> DIRECTIONS FOR THIS TASK
Leave out any picture and return the remaining listing below exactly as given.

> DATA SHOWN

>>>

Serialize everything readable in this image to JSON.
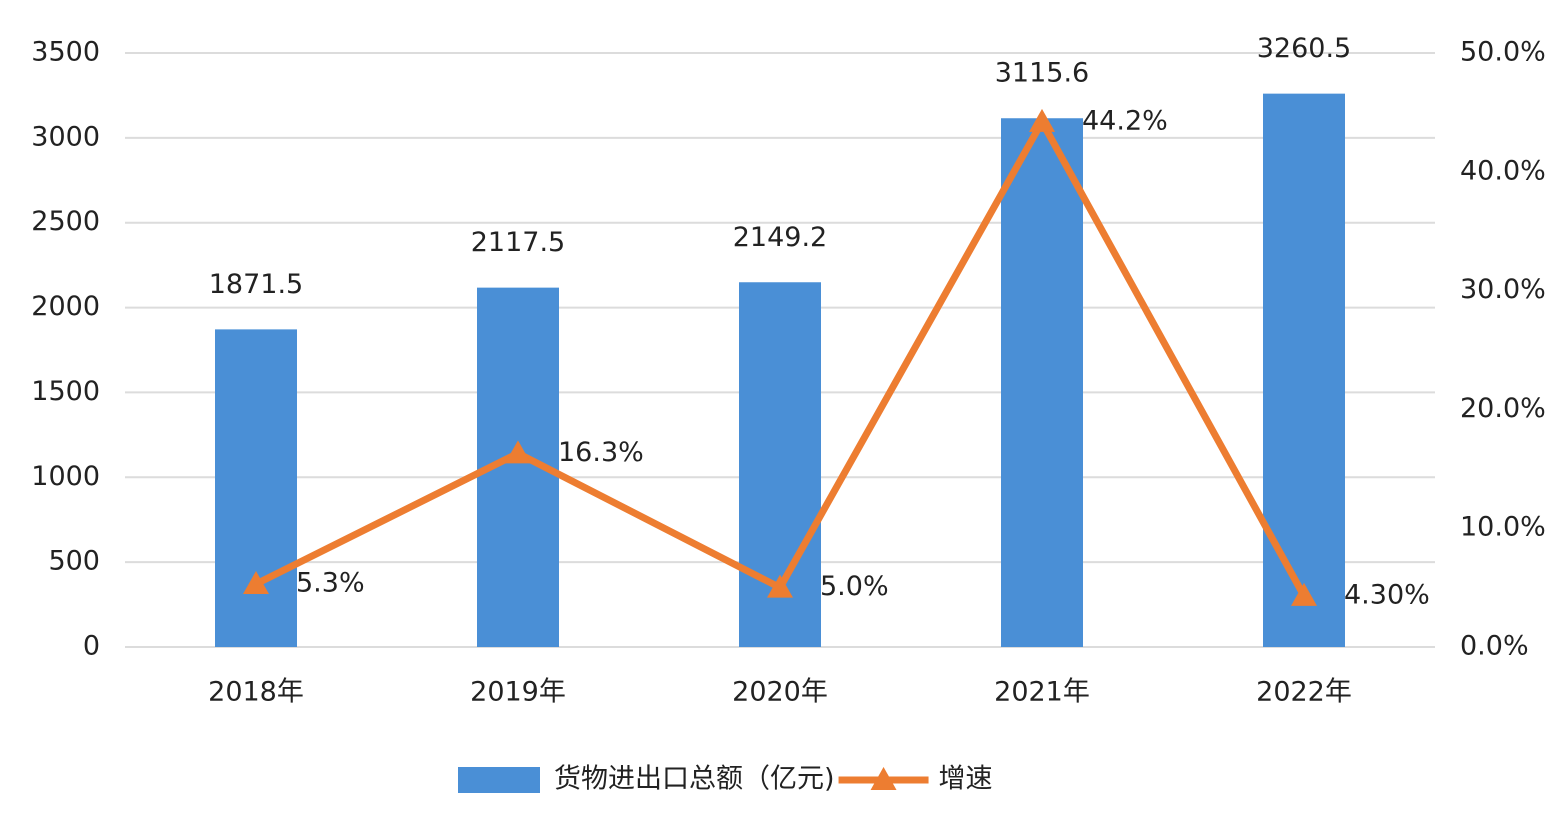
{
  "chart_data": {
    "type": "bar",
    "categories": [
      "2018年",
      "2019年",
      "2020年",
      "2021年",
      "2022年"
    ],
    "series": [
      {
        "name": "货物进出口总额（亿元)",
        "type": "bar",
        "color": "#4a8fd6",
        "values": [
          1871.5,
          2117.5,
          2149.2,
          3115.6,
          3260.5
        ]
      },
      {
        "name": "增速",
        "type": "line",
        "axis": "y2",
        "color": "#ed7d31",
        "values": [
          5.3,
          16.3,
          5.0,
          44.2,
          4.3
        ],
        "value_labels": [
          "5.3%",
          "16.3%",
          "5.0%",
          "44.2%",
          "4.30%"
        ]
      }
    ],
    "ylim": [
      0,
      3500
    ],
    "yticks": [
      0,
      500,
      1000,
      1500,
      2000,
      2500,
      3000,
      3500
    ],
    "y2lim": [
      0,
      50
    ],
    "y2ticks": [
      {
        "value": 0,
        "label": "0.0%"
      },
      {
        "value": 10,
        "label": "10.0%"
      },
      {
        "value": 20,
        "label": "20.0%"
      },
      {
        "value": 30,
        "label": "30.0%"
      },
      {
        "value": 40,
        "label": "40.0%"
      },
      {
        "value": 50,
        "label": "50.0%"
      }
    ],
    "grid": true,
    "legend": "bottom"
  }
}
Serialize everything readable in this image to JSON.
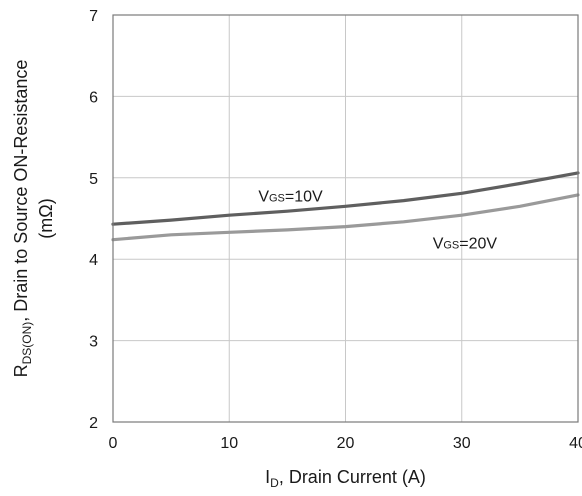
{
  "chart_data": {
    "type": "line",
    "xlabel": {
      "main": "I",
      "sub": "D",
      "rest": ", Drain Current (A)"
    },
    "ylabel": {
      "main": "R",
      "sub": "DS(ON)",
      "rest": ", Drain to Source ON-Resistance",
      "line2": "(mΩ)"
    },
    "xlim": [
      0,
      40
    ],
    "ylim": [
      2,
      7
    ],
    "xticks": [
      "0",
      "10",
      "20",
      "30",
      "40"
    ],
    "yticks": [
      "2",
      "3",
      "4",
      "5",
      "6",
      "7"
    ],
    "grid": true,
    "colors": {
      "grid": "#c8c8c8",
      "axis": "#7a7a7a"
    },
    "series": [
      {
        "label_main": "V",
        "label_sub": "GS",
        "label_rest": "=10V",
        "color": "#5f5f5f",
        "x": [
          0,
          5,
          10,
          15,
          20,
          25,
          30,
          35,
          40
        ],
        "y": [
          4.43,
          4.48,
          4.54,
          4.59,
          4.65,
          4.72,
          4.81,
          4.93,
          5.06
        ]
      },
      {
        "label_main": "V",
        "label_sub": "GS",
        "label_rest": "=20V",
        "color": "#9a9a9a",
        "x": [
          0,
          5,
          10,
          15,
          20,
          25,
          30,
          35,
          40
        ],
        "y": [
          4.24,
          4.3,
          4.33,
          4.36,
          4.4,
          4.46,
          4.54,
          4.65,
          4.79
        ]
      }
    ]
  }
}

<<<

> ANSWER TO THE EXERCISE
Serialize everything readable in this image to JSON.
{
  "chart_data": {
    "type": "bar",
    "categories": [
      "2018年",
      "2019年",
      "2020年",
      "2021年",
      "2022年"
    ],
    "series": [
      {
        "name": "货物进出口总额（亿元)",
        "type": "bar",
        "color": "#4a8fd6",
        "values": [
          1871.5,
          2117.5,
          2149.2,
          3115.6,
          3260.5
        ]
      },
      {
        "name": "增速",
        "type": "line",
        "axis": "y2",
        "color": "#ed7d31",
        "values": [
          5.3,
          16.3,
          5.0,
          44.2,
          4.3
        ],
        "value_labels": [
          "5.3%",
          "16.3%",
          "5.0%",
          "44.2%",
          "4.30%"
        ]
      }
    ],
    "ylim": [
      0,
      3500
    ],
    "yticks": [
      0,
      500,
      1000,
      1500,
      2000,
      2500,
      3000,
      3500
    ],
    "y2lim": [
      0,
      50
    ],
    "y2ticks": [
      {
        "value": 0,
        "label": "0.0%"
      },
      {
        "value": 10,
        "label": "10.0%"
      },
      {
        "value": 20,
        "label": "20.0%"
      },
      {
        "value": 30,
        "label": "30.0%"
      },
      {
        "value": 40,
        "label": "40.0%"
      },
      {
        "value": 50,
        "label": "50.0%"
      }
    ],
    "grid": true,
    "legend": "bottom"
  }
}
Serialize everything readable in this image to JSON.
{
  "chart_data": {
    "type": "line",
    "xlabel": {
      "main": "I",
      "sub": "D",
      "rest": ", Drain Current (A)"
    },
    "ylabel": {
      "main": "R",
      "sub": "DS(ON)",
      "rest": ", Drain to Source ON-Resistance",
      "line2": "(mΩ)"
    },
    "xlim": [
      0,
      40
    ],
    "ylim": [
      2,
      7
    ],
    "xticks": [
      "0",
      "10",
      "20",
      "30",
      "40"
    ],
    "yticks": [
      "2",
      "3",
      "4",
      "5",
      "6",
      "7"
    ],
    "grid": true,
    "colors": {
      "grid": "#c8c8c8",
      "axis": "#7a7a7a"
    },
    "series": [
      {
        "label_main": "V",
        "label_sub": "GS",
        "label_rest": "=10V",
        "color": "#5f5f5f",
        "x": [
          0,
          5,
          10,
          15,
          20,
          25,
          30,
          35,
          40
        ],
        "y": [
          4.43,
          4.48,
          4.54,
          4.59,
          4.65,
          4.72,
          4.81,
          4.93,
          5.06
        ]
      },
      {
        "label_main": "V",
        "label_sub": "GS",
        "label_rest": "=20V",
        "color": "#9a9a9a",
        "x": [
          0,
          5,
          10,
          15,
          20,
          25,
          30,
          35,
          40
        ],
        "y": [
          4.24,
          4.3,
          4.33,
          4.36,
          4.4,
          4.46,
          4.54,
          4.65,
          4.79
        ]
      }
    ]
  }
}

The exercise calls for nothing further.